### The problem
Wherever the string "JSON" appears in the listing, copy that line.

### Supplied records
>>>>>
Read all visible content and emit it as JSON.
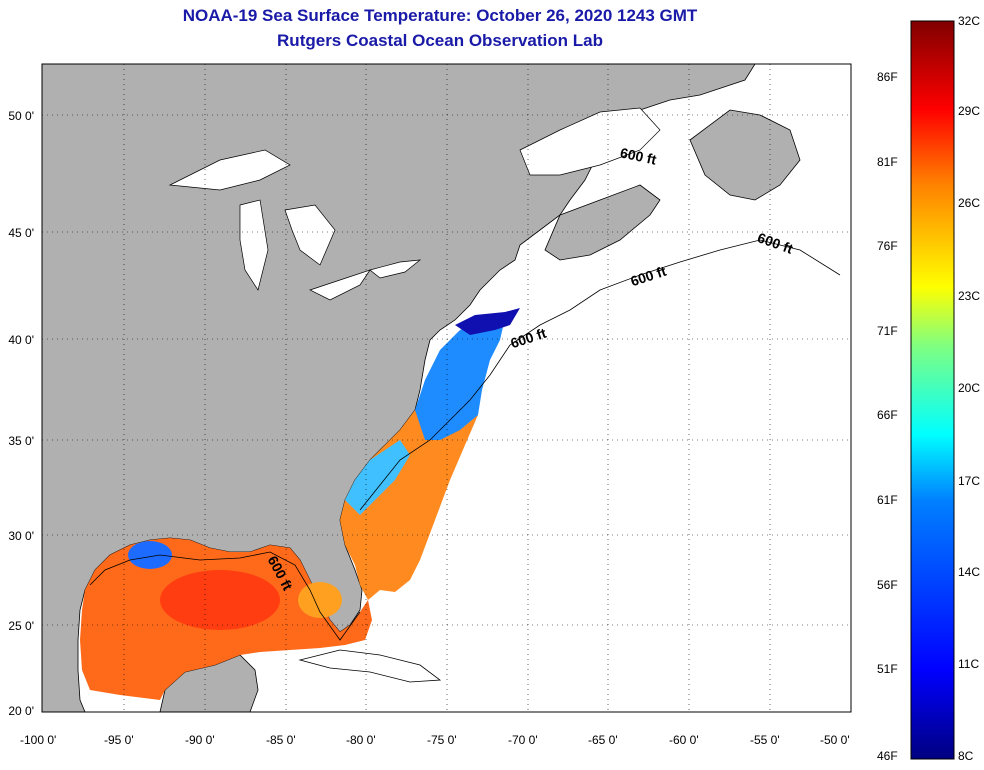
{
  "header": {
    "title": "NOAA-19 Sea Surface Temperature:  October 26, 2020 1243 GMT",
    "subtitle": "Rutgers Coastal Ocean Observation Lab"
  },
  "map": {
    "latitude_labels": [
      "50 0'",
      "45 0'",
      "40 0'",
      "35 0'",
      "30 0'",
      "25 0'",
      "20 0'"
    ],
    "longitude_labels": [
      "-100 0'",
      "-95 0'",
      "-90 0'",
      "-85 0'",
      "-80 0'",
      "-75 0'",
      "-70 0'",
      "-65 0'",
      "-60 0'",
      "-55 0'",
      "-50 0'"
    ],
    "contour_labels": [
      "600 ft",
      "600 ft",
      "600 ft",
      "600 ft",
      "600 ft"
    ],
    "land_color": "#b0b0b0",
    "ocean_color": "#ffffff",
    "gridlines": "dotted"
  },
  "colorbar": {
    "celsius_labels": [
      "32C",
      "29C",
      "26C",
      "23C",
      "20C",
      "17C",
      "14C",
      "11C",
      "8C"
    ],
    "fahrenheit_labels": [
      "86F",
      "81F",
      "76F",
      "71F",
      "66F",
      "61F",
      "56F",
      "51F",
      "46F"
    ],
    "colors": [
      "#800000",
      "#ff0000",
      "#ff8000",
      "#ffff00",
      "#80ff80",
      "#00ffff",
      "#0080ff",
      "#0000ff",
      "#000080"
    ]
  }
}
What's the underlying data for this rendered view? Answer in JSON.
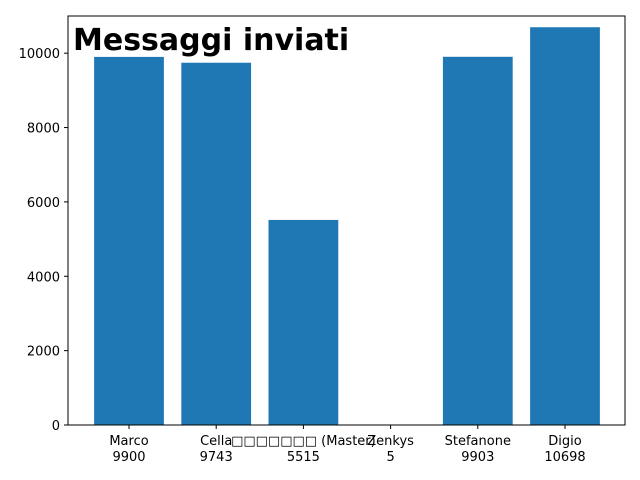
{
  "chart_data": {
    "type": "bar",
    "title": "Messaggi inviati",
    "xlabel": "",
    "ylabel": "",
    "categories": [
      [
        "Marco",
        "9900"
      ],
      [
        "Cella",
        "9743"
      ],
      [
        "□□□□□□□ (Master)",
        "5515"
      ],
      [
        "Zenkys",
        "5"
      ],
      [
        "Stefanone",
        "9903"
      ],
      [
        "Digio",
        "10698"
      ]
    ],
    "values": [
      9900,
      9743,
      5515,
      5,
      9903,
      10698
    ],
    "ylim": [
      0,
      11000
    ],
    "yticks": [
      0,
      2000,
      4000,
      6000,
      8000,
      10000
    ],
    "grid": false,
    "bar_color": "#1f77b4"
  }
}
<<<<<
### The answer
Read all visible content and emit it as JSON.
What's the underlying data for this rendered view? Answer in JSON.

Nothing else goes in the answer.